State how many lines of the entries below hold the word "donut"; reply with nothing but the number.

> _Data extract_
--- start ---

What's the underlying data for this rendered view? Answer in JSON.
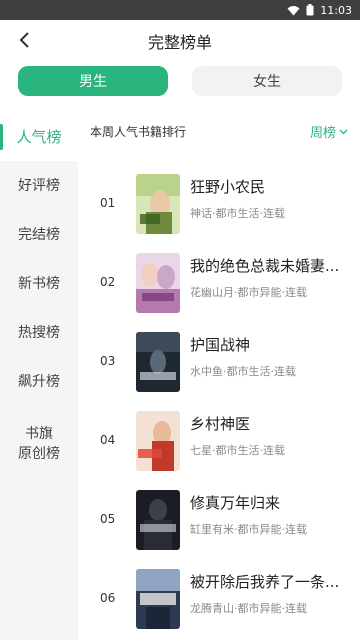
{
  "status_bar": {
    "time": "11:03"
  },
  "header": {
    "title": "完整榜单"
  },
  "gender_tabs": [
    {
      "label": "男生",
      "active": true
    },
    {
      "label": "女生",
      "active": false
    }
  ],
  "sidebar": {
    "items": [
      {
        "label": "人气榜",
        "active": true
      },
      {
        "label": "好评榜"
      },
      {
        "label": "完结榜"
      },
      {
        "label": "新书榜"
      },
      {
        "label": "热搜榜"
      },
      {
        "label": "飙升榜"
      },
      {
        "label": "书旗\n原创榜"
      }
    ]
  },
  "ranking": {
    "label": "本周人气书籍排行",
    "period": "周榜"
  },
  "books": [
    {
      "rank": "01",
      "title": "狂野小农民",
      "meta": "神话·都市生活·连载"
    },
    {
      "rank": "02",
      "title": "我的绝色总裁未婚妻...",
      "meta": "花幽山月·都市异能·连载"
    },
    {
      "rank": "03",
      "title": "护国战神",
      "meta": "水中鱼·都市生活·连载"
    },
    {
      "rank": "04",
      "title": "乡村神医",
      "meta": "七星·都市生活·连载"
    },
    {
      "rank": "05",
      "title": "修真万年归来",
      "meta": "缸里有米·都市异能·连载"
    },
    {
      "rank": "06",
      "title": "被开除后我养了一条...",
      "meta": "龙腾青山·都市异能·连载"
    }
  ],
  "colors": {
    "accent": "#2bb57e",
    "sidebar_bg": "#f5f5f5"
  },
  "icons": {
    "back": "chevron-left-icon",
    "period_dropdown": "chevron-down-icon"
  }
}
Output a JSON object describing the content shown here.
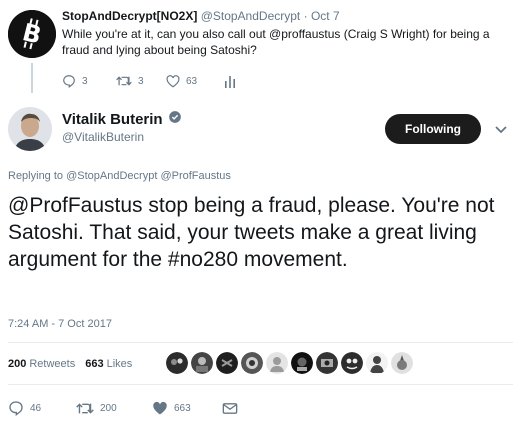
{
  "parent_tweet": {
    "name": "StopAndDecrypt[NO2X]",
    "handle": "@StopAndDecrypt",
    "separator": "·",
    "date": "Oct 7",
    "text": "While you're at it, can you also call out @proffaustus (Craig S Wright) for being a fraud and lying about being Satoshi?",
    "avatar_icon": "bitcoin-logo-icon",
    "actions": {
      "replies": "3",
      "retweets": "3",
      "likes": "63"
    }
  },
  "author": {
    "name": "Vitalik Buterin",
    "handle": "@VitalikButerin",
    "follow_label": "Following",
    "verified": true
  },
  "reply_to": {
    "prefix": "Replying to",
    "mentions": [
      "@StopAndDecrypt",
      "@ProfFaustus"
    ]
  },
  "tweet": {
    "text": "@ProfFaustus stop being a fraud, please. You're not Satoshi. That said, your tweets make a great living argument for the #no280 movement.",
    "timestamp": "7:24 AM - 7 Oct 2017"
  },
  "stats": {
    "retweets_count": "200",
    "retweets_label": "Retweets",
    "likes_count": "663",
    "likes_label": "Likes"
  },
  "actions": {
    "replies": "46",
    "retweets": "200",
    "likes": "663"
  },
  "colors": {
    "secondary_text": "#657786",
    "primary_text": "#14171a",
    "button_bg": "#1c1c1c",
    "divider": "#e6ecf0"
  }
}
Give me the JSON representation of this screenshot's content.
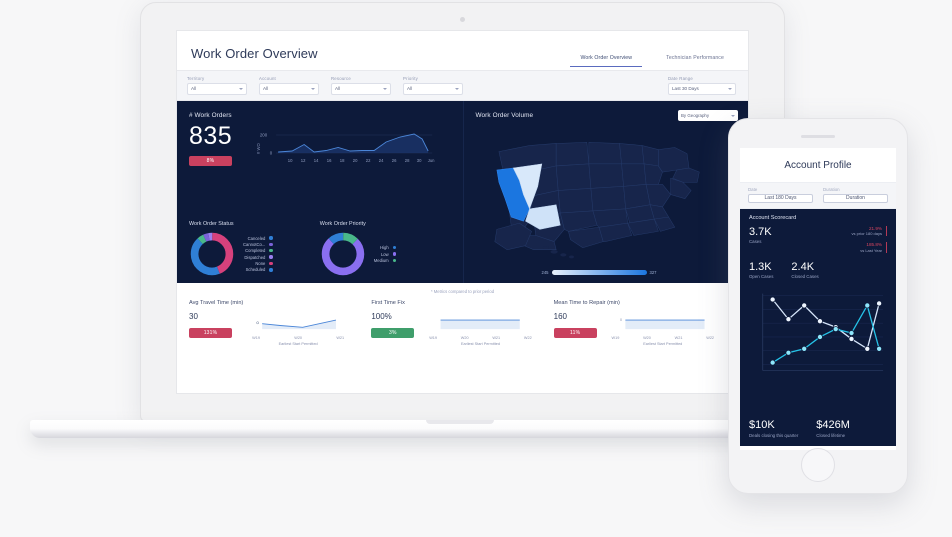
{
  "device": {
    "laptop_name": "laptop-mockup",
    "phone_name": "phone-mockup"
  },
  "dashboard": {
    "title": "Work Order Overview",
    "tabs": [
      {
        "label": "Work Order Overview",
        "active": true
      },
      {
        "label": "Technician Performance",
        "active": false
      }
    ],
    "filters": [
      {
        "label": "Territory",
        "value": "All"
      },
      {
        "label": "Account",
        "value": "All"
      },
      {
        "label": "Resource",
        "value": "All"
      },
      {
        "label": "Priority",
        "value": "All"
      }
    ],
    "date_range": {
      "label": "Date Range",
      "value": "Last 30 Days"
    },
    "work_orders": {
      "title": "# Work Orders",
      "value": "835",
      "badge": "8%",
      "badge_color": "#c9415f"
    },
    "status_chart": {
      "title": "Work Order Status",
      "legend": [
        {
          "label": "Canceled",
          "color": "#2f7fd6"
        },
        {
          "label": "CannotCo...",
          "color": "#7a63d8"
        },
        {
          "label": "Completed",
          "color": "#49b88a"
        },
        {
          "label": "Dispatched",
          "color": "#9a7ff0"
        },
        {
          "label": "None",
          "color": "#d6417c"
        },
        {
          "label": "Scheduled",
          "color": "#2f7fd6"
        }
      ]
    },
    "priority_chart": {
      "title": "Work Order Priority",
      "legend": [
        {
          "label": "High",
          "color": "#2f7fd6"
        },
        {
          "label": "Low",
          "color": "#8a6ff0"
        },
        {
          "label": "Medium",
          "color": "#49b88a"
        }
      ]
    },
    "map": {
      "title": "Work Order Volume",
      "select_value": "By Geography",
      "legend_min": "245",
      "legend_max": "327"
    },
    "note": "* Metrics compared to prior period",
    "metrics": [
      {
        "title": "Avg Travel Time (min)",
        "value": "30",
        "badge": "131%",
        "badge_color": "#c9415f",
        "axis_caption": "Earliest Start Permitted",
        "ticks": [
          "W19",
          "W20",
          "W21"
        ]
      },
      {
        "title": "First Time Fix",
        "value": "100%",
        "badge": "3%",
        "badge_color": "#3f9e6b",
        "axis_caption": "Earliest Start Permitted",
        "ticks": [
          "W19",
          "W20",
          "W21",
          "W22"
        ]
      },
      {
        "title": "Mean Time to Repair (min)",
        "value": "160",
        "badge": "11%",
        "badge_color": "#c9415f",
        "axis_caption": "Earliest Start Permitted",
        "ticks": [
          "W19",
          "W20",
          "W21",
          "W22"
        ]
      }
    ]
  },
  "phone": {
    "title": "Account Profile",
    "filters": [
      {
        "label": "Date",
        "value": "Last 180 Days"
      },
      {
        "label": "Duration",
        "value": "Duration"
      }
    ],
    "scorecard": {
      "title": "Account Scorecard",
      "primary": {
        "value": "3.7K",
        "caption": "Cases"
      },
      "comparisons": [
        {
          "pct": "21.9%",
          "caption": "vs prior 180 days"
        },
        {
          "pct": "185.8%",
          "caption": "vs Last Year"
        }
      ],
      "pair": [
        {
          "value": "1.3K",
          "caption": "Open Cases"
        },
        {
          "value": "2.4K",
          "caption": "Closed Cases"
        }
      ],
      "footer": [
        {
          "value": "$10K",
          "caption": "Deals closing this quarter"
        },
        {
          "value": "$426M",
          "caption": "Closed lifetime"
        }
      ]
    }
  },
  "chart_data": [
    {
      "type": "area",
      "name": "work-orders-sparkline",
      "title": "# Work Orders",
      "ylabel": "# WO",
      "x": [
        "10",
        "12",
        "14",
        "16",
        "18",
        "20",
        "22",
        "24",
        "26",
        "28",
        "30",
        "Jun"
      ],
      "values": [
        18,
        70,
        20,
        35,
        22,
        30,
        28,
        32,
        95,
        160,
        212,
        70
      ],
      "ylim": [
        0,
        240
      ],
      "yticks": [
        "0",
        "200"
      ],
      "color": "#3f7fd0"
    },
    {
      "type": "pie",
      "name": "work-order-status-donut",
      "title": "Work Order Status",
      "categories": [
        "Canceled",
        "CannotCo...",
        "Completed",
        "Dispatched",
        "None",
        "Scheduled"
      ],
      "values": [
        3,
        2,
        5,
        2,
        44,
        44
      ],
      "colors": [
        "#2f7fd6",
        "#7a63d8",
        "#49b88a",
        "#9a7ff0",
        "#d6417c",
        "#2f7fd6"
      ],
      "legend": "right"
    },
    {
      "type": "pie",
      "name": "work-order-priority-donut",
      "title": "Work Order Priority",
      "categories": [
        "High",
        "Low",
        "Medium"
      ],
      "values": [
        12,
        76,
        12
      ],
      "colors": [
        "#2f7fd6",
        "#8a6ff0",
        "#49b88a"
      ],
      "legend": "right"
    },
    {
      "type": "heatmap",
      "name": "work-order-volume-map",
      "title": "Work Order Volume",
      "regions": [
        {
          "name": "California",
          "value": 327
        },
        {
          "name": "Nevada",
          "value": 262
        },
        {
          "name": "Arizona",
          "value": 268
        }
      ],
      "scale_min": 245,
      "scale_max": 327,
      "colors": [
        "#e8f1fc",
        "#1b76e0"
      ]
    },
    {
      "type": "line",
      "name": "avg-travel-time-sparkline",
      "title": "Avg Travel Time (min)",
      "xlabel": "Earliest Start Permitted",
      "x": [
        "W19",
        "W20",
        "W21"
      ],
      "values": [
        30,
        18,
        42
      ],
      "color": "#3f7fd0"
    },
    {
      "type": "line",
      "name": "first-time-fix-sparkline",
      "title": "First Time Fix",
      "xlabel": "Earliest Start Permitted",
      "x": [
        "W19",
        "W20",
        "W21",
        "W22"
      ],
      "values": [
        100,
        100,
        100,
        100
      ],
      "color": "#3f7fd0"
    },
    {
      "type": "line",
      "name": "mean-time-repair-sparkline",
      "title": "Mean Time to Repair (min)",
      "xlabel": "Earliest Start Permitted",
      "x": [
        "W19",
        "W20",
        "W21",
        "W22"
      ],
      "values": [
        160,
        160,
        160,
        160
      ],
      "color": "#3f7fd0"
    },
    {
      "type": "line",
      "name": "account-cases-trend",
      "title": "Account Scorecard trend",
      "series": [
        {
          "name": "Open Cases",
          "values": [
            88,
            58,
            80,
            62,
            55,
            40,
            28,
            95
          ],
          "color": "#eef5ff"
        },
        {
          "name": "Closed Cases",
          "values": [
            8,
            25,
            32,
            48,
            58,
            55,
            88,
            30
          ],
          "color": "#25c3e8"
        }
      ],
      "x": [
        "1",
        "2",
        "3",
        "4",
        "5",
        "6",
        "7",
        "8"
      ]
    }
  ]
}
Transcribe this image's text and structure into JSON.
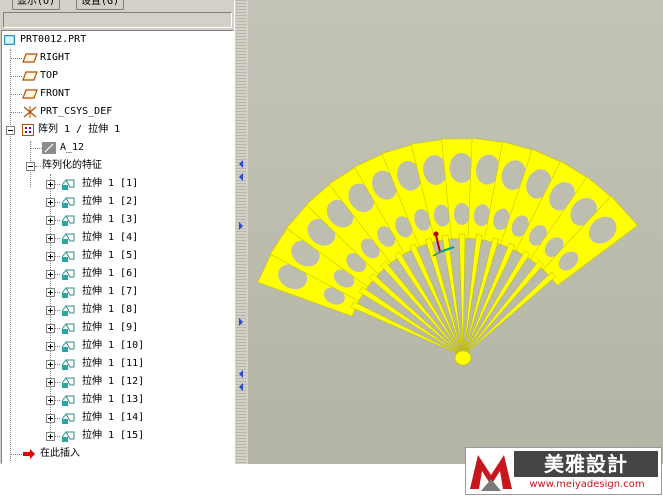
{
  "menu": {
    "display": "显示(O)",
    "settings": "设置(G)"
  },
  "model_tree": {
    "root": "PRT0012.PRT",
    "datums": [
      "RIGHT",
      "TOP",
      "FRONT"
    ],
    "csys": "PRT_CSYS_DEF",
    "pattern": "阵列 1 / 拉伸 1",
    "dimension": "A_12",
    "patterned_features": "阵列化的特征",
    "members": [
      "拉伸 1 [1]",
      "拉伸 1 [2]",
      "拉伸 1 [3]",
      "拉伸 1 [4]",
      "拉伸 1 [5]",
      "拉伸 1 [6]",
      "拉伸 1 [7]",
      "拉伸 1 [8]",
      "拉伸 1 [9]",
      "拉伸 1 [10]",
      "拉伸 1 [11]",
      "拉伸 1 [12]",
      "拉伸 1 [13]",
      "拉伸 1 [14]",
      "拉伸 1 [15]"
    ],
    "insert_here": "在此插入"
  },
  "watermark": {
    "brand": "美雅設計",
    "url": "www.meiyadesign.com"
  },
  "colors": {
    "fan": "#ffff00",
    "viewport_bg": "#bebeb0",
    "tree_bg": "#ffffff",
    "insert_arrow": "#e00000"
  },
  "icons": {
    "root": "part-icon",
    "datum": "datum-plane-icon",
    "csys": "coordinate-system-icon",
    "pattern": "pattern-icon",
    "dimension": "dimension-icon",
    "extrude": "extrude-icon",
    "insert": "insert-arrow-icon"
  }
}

--- end ---

> _Expected answer_
2